--- Begin ---

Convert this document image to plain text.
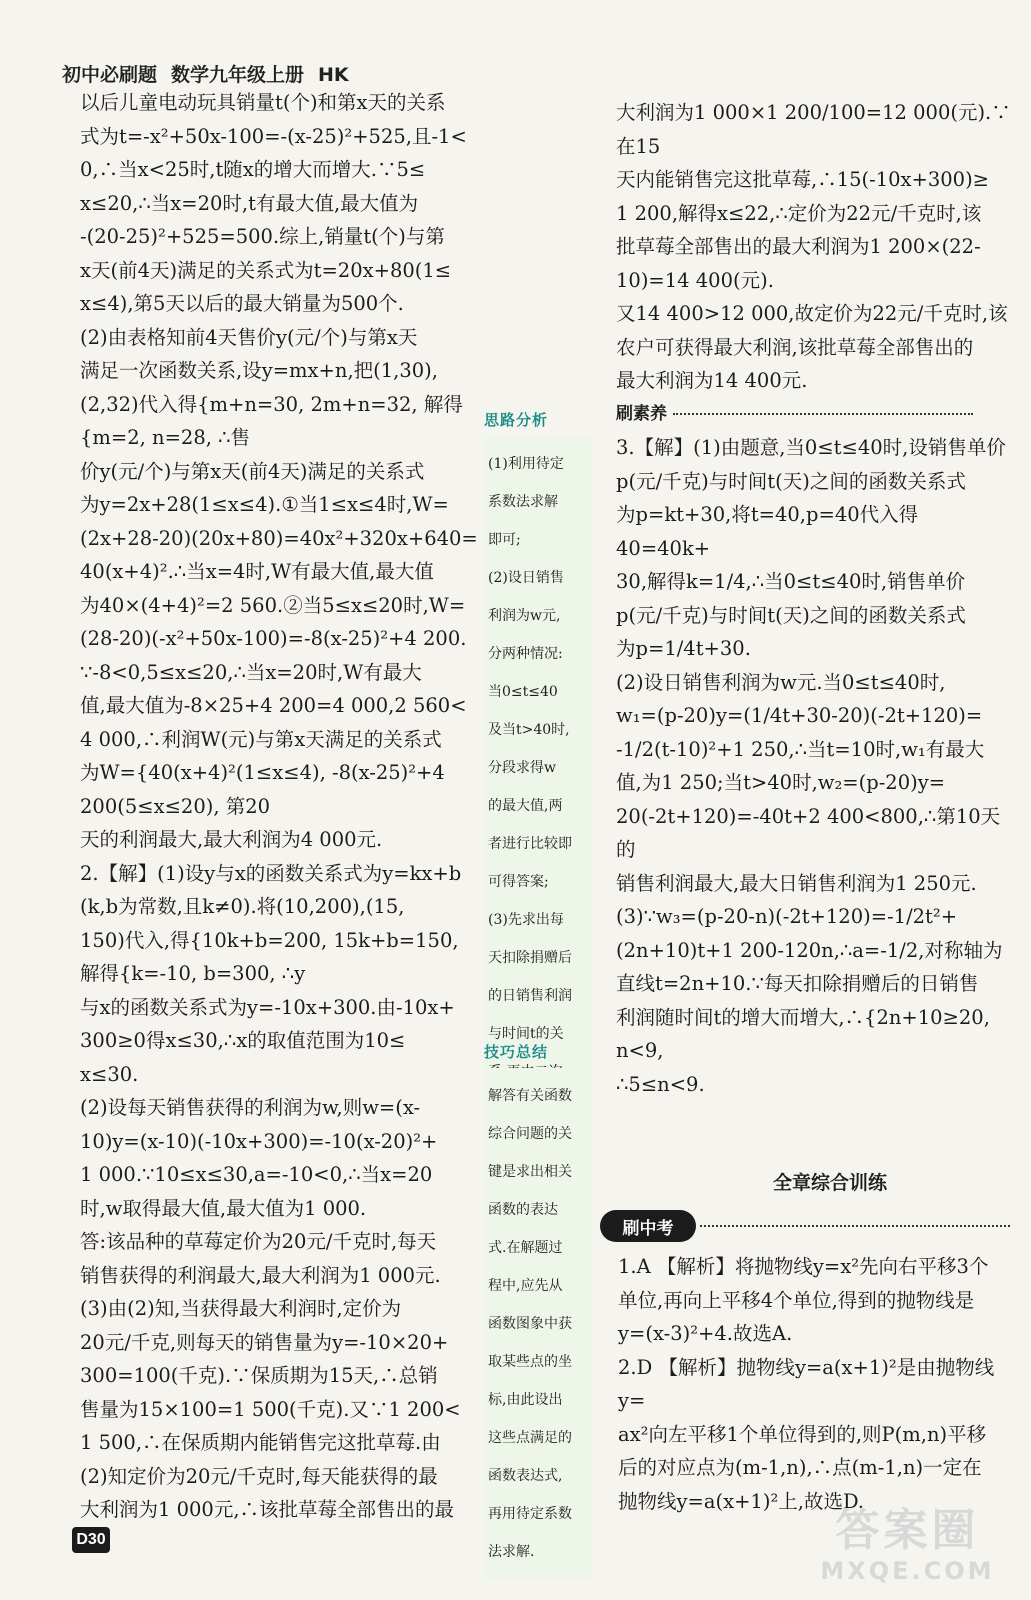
初中必刷题 数学九年级上册 HK

以后儿童电动玩具销量t(个)和第x天的关系

式为t=-x²+50x-100=-(x-25)²+525,且-1<

0,∴当x<25时,t随x的增大而增大.∵5≤

x≤20,∴当x=20时,t有最大值,最大值为

-(20-25)²+525=500.综上,销量t(个)与第

x天(前4天)满足的关系式为t=20x+80(1≤

x≤4),第5天以后的最大销量为500个.

(2)由表格知前4天售价y(元/个)与第x天

满足一次函数关系,设y=mx+n,把(1,30),

(2,32)代入得{m+n=30, 2m+n=32, 解得{m=2, n=28, ∴售

价y(元/个)与第x天(前4天)满足的关系式

为y=2x+28(1≤x≤4).①当1≤x≤4时,W=

(2x+28-20)(20x+80)=40x²+320x+640=

40(x+4)².∴当x=4时,W有最大值,最大值

为40×(4+4)²=2 560.②当5≤x≤20时,W=

(28-20)(-x²+50x-100)=-8(x-25)²+4 200.

∵-8<0,5≤x≤20,∴当x=20时,W有最大

值,最大值为-8×25+4 200=4 000,2 560<

4 000,∴利润W(元)与第x天满足的关系式

为W={40(x+4)²(1≤x≤4), -8(x-25)²+4 200(5≤x≤20), 第20

天的利润最大,最大利润为4 000元.

2.【解】(1)设y与x的函数关系式为y=kx+b

(k,b为常数,且k≠0).将(10,200),(15,

150)代入,得{10k+b=200, 15k+b=150, 解得{k=-10, b=300, ∴y

与x的函数关系式为y=-10x+300.由-10x+

300≥0得x≤30,∴x的取值范围为10≤

x≤30.

(2)设每天销售获得的利润为w,则w=(x-

10)y=(x-10)(-10x+300)=-10(x-20)²+

1 000.∵10≤x≤30,a=-10<0,∴当x=20

时,w取得最大值,最大值为1 000.

答:该品种的草莓定价为20元/千克时,每天

销售获得的利润最大,最大利润为1 000元.

(3)由(2)知,当获得最大利润时,定价为

20元/千克,则每天的销售量为y=-10×20+

300=100(千克).∵保质期为15天,∴总销

售量为15×100=1 500(千克).又∵1 200<

1 500,∴在保质期内能销售完这批草莓.由

(2)知定价为20元/千克时,每天能获得的最

大利润为1 000元,∴该批草莓全部售出的最

思路分析

(1)利用待定

系数法求解

即可;

(2)设日销售

利润为w元,

分两种情况:

当0≤t≤40

及当t>40时,

分段求得w

的最大值,两

者进行比较即

可得答案;

(3)先求出每

天扣除捐赠后

的日销售利润

与时间t的关

技巧总结

解答有关函数

综合问题的关

键是求出相关

函数的表达

式.在解题过

程中,应先从

函数图象中获

取某些点的坐

标,由此设出

这些点满足的

函数表达式,

再用待定系数

法求解.

大利润为1 000×1 200/100=12 000(元).∵在15

天内能销售完这批草莓,∴15(-10x+300)≥

1 200,解得x≤22,∴定价为22元/千克时,该

批草莓全部售出的最大利润为1 200×(22-

10)=14 400(元).

又14 400>12 000,故定价为22元/千克时,该

农户可获得最大利润,该批草莓全部售出的

最大利润为14 400元.

刷素养

3.【解】(1)由题意,当0≤t≤40时,设销售单价

p(元/千克)与时间t(天)之间的函数关系式

为p=kt+30,将t=40,p=40代入得40=40k+

30,解得k=1/4,∴当0≤t≤40时,销售单价

p(元/千克)与时间t(天)之间的函数关系式

为p=1/4t+30.

(2)设日销售利润为w元.当0≤t≤40时,

w₁=(p-20)y=(1/4t+30-20)(-2t+120)=

-1/2(t-10)²+1 250,∴当t=10时,w₁有最大

值,为1 250;当t>40时,w₂=(p-20)y=

20(-2t+120)=-40t+2 400<800,∴第10天的

销售利润最大,最大日销售利润为1 250元.

(3)∵w₃=(p-20-n)(-2t+120)=-1/2t²+

(2n+10)t+1 200-120n,∴a=-1/2,对称轴为

直线t=2n+10.∵每天扣除捐赠后的日销售

利润随时间t的增大而增大,∴{2n+10≥20, n<9,

∴5≤n<9.

全章综合训练
刷中考

1.A 【解析】将抛物线y=x²先向右平移3个

单位,再向上平移4个单位,得到的抛物线是

y=(x-3)²+4.故选A.

2.D 【解析】抛物线y=a(x+1)²是由抛物线y=

ax²向左平移1个单位得到的,则P(m,n)平移

后的对应点为(m-1,n),∴点(m-1,n)一定在

抛物线y=a(x+1)²上,故选D.

D30	答案圈
MXQE.COM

--- End ---

Reproduce each record from above exactly; pictures do not belong in the copy.

Convert this document image to plain text.
初中必刷题 数学九年级上册 HK

以后儿童电动玩具销量t(个)和第x天的关系

式为t=-x²+50x-100=-(x-25)²+525,且-1<

0,∴当x<25时,t随x的增大而增大.∵5≤

x≤20,∴当x=20时,t有最大值,最大值为

-(20-25)²+525=500.综上,销量t(个)与第

x天(前4天)满足的关系式为t=20x+80(1≤

x≤4),第5天以后的最大销量为500个.

(2)由表格知前4天售价y(元/个)与第x天

满足一次函数关系,设y=mx+n,把(1,30),

(2,32)代入得{m+n=30, 2m+n=32, 解得{m=2, n=28, ∴售

价y(元/个)与第x天(前4天)满足的关系式

为y=2x+28(1≤x≤4).①当1≤x≤4时,W=

(2x+28-20)(20x+80)=40x²+320x+640=

40(x+4)².∴当x=4时,W有最大值,最大值

为40×(4+4)²=2 560.②当5≤x≤20时,W=

(28-20)(-x²+50x-100)=-8(x-25)²+4 200.

∵-8<0,5≤x≤20,∴当x=20时,W有最大

值,最大值为-8×25+4 200=4 000,2 560<

4 000,∴利润W(元)与第x天满足的关系式

为W={40(x+4)²(1≤x≤4), -8(x-25)²+4 200(5≤x≤20), 第20

天的利润最大,最大利润为4 000元.

2.【解】(1)设y与x的函数关系式为y=kx+b

(k,b为常数,且k≠0).将(10,200),(15,

150)代入,得{10k+b=200, 15k+b=150, 解得{k=-10, b=300, ∴y

与x的函数关系式为y=-10x+300.由-10x+

300≥0得x≤30,∴x的取值范围为10≤

x≤30.

(2)设每天销售获得的利润为w,则w=(x-

10)y=(x-10)(-10x+300)=-10(x-20)²+

1 000.∵10≤x≤30,a=-10<0,∴当x=20

时,w取得最大值,最大值为1 000.

答:该品种的草莓定价为20元/千克时,每天

销售获得的利润最大,最大利润为1 000元.

(3)由(2)知,当获得最大利润时,定价为

20元/千克,则每天的销售量为y=-10×20+

300=100(千克).∵保质期为15天,∴总销

售量为15×100=1 500(千克).又∵1 200<

1 500,∴在保质期内能销售完这批草莓.由

(2)知定价为20元/千克时,每天能获得的最

大利润为1 000元,∴该批草莓全部售出的最

思路分析

(1)利用待定

系数法求解

即可;

(2)设日销售

利润为w元,

分两种情况:

当0≤t≤40

及当t>40时,

分段求得w

的最大值,两

者进行比较即

可得答案;

(3)先求出每

天扣除捐赠后

的日销售利润

与时间t的关

技巧总结

解答有关函数

综合问题的关

键是求出相关

函数的表达

式.在解题过

程中,应先从

函数图象中获

取某些点的坐

标,由此设出

这些点满足的

函数表达式,

再用待定系数

法求解.

大利润为1 000×1 200/100=12 000(元).∵在15

天内能销售完这批草莓,∴15(-10x+300)≥

1 200,解得x≤22,∴定价为22元/千克时,该

批草莓全部售出的最大利润为1 200×(22-

10)=14 400(元).

又14 400>12 000,故定价为22元/千克时,该

农户可获得最大利润,该批草莓全部售出的

最大利润为14 400元.

刷素养

3.【解】(1)由题意,当0≤t≤40时,设销售单价

p(元/千克)与时间t(天)之间的函数关系式

为p=kt+30,将t=40,p=40代入得40=40k+

30,解得k=1/4,∴当0≤t≤40时,销售单价

p(元/千克)与时间t(天)之间的函数关系式

为p=1/4t+30.

(2)设日销售利润为w元.当0≤t≤40时,

w₁=(p-20)y=(1/4t+30-20)(-2t+120)=

-1/2(t-10)²+1 250,∴当t=10时,w₁有最大

值,为1 250;当t>40时,w₂=(p-20)y=

20(-2t+120)=-40t+2 400<800,∴第10天的

销售利润最大,最大日销售利润为1 250元.

(3)∵w₃=(p-20-n)(-2t+120)=-1/2t²+

(2n+10)t+1 200-120n,∴a=-1/2,对称轴为

直线t=2n+10.∵每天扣除捐赠后的日销售

利润随时间t的增大而增大,∴{2n+10≥20, n<9,

∴5≤n<9.

全章综合训练
刷中考

1.A 【解析】将抛物线y=x²先向右平移3个

单位,再向上平移4个单位,得到的抛物线是

y=(x-3)²+4.故选A.

2.D 【解析】抛物线y=a(x+1)²是由抛物线y=

ax²向左平移1个单位得到的,则P(m,n)平移

后的对应点为(m-1,n),∴点(m-1,n)一定在

抛物线y=a(x+1)²上,故选D.

D30	答案圈
MXQE.COM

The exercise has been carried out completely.